#### What is required
Please find all lines in the data that hold the string "icon" and copy them.

Extracted records:
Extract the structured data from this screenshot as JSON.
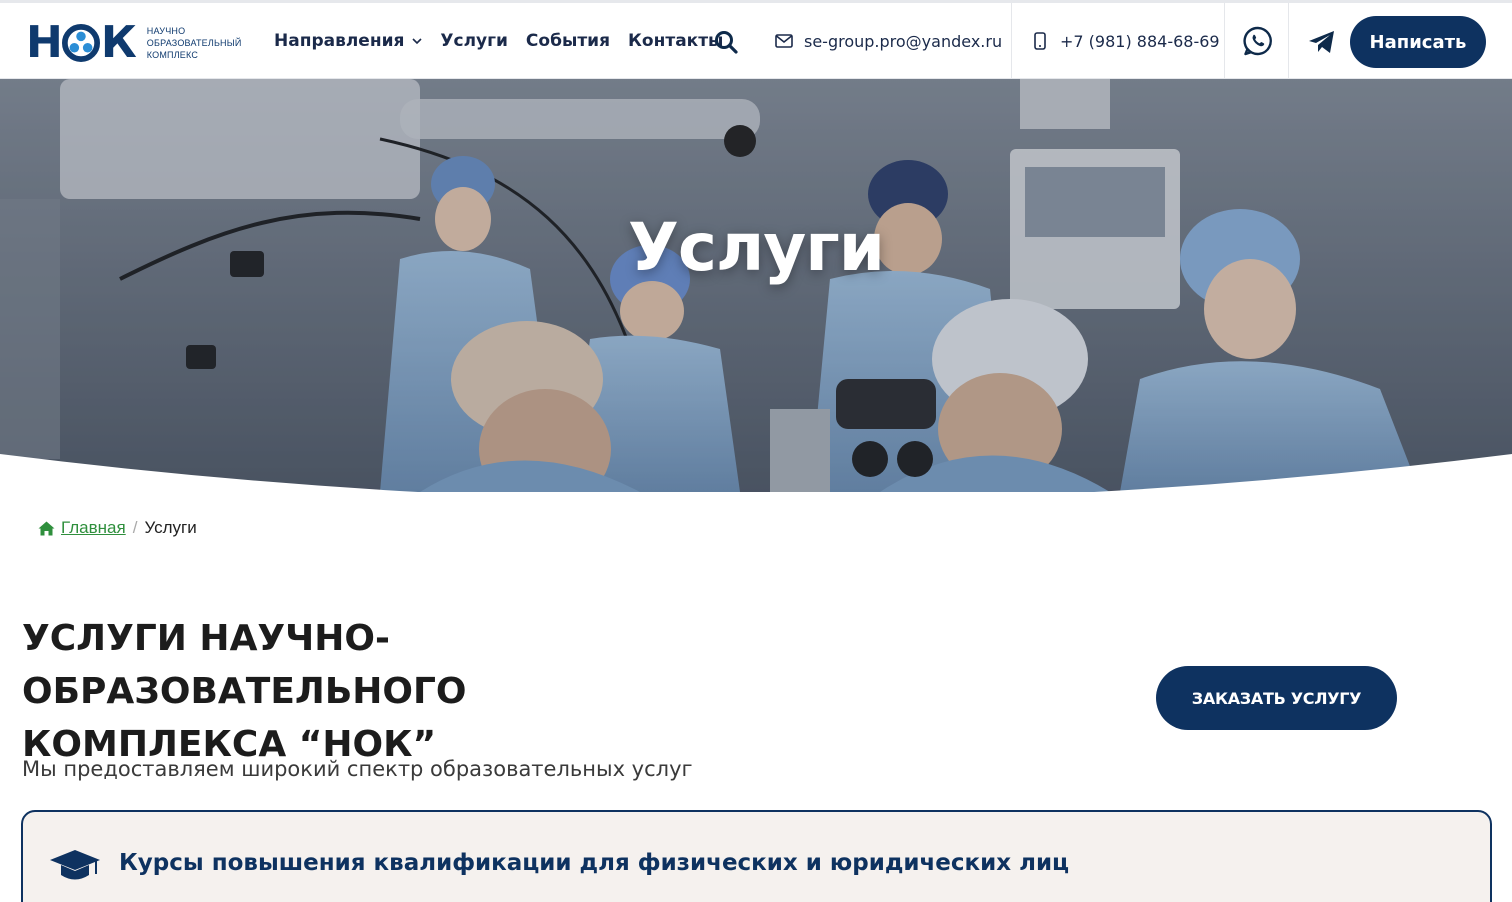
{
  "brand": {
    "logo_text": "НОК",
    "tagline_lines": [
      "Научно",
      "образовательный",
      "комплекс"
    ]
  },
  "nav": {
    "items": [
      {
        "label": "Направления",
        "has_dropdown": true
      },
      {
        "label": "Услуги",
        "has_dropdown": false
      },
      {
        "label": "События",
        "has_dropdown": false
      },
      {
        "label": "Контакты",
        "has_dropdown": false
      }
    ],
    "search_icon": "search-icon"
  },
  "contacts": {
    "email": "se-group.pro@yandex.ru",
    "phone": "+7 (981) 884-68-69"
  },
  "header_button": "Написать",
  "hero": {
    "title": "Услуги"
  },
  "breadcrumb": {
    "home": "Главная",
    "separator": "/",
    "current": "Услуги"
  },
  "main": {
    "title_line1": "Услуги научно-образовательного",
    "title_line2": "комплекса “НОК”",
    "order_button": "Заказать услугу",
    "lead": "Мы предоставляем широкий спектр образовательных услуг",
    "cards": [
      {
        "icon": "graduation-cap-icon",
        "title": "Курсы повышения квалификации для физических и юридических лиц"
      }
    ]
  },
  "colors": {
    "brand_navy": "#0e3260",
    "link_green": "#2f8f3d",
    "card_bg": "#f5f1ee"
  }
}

---

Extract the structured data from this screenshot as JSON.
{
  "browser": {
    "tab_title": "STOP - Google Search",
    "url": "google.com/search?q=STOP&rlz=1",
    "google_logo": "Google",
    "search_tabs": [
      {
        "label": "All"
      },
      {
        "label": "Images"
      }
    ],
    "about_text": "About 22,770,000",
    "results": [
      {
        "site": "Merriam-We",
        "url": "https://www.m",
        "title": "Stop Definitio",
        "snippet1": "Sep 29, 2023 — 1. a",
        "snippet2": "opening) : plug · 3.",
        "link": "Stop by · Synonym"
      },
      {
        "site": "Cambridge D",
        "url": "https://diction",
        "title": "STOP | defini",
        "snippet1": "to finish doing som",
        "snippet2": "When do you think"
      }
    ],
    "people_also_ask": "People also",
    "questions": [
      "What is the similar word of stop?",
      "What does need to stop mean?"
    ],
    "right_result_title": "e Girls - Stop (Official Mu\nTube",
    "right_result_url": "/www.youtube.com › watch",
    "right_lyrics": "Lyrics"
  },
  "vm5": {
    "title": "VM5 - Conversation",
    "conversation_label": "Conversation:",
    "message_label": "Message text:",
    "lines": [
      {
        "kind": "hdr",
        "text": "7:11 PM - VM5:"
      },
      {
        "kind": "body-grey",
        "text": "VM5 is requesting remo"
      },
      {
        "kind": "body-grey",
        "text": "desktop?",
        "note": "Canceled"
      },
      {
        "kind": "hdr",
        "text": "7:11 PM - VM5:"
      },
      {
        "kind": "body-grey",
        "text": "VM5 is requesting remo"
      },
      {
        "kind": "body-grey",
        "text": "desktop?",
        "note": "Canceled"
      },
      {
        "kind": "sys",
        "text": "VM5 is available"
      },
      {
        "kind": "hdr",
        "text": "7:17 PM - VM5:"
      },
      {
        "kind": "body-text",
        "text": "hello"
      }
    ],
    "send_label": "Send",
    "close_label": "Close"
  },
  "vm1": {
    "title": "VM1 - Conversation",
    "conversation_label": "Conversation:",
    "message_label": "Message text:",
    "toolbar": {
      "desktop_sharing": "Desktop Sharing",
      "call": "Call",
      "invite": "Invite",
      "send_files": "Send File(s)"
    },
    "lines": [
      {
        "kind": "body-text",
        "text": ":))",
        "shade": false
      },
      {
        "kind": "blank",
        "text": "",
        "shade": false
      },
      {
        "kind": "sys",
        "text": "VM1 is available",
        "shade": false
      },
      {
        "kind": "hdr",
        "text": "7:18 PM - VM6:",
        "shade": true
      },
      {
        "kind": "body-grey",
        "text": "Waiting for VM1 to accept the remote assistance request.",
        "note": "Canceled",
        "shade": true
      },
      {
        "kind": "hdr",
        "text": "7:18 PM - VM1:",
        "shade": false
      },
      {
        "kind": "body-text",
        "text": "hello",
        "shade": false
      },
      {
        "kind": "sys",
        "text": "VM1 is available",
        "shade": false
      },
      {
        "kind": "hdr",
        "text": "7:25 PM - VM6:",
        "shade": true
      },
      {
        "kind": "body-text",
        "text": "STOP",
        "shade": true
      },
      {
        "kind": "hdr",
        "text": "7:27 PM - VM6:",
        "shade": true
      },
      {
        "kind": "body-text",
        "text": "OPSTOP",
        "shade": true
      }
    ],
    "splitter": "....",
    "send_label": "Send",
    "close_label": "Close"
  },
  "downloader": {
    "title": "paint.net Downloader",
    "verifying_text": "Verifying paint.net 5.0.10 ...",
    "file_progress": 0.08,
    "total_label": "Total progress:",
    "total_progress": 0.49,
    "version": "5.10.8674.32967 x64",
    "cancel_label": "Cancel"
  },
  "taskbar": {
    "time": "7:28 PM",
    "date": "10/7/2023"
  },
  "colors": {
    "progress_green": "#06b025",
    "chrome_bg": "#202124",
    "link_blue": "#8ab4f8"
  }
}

...

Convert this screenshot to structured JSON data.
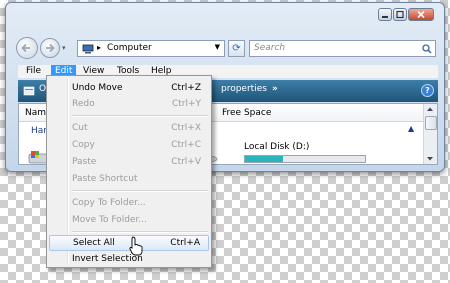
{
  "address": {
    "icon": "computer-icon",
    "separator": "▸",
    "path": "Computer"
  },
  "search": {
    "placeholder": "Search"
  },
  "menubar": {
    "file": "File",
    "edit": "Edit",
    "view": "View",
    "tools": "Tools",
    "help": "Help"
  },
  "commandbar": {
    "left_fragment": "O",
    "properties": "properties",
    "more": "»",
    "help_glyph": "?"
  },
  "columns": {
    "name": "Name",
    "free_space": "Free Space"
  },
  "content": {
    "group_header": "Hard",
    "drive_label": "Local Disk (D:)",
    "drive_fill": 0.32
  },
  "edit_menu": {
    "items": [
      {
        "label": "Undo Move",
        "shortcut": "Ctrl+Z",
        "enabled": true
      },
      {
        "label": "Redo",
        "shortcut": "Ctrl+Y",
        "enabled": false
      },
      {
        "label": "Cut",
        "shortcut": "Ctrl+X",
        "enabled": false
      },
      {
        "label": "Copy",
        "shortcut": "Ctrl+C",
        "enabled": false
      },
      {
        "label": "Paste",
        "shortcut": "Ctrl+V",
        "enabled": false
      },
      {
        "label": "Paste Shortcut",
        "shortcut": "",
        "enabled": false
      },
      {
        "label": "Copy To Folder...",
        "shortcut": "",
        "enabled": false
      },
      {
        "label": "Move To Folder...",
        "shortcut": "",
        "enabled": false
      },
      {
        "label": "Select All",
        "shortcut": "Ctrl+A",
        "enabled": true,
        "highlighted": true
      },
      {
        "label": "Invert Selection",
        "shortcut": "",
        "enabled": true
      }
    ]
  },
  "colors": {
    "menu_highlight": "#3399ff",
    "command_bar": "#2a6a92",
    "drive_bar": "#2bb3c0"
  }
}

#### Exercise output
    "search_icon": "search-icon"
        "icon": "graduation-cap-icon",
    "icon": "computer-icon",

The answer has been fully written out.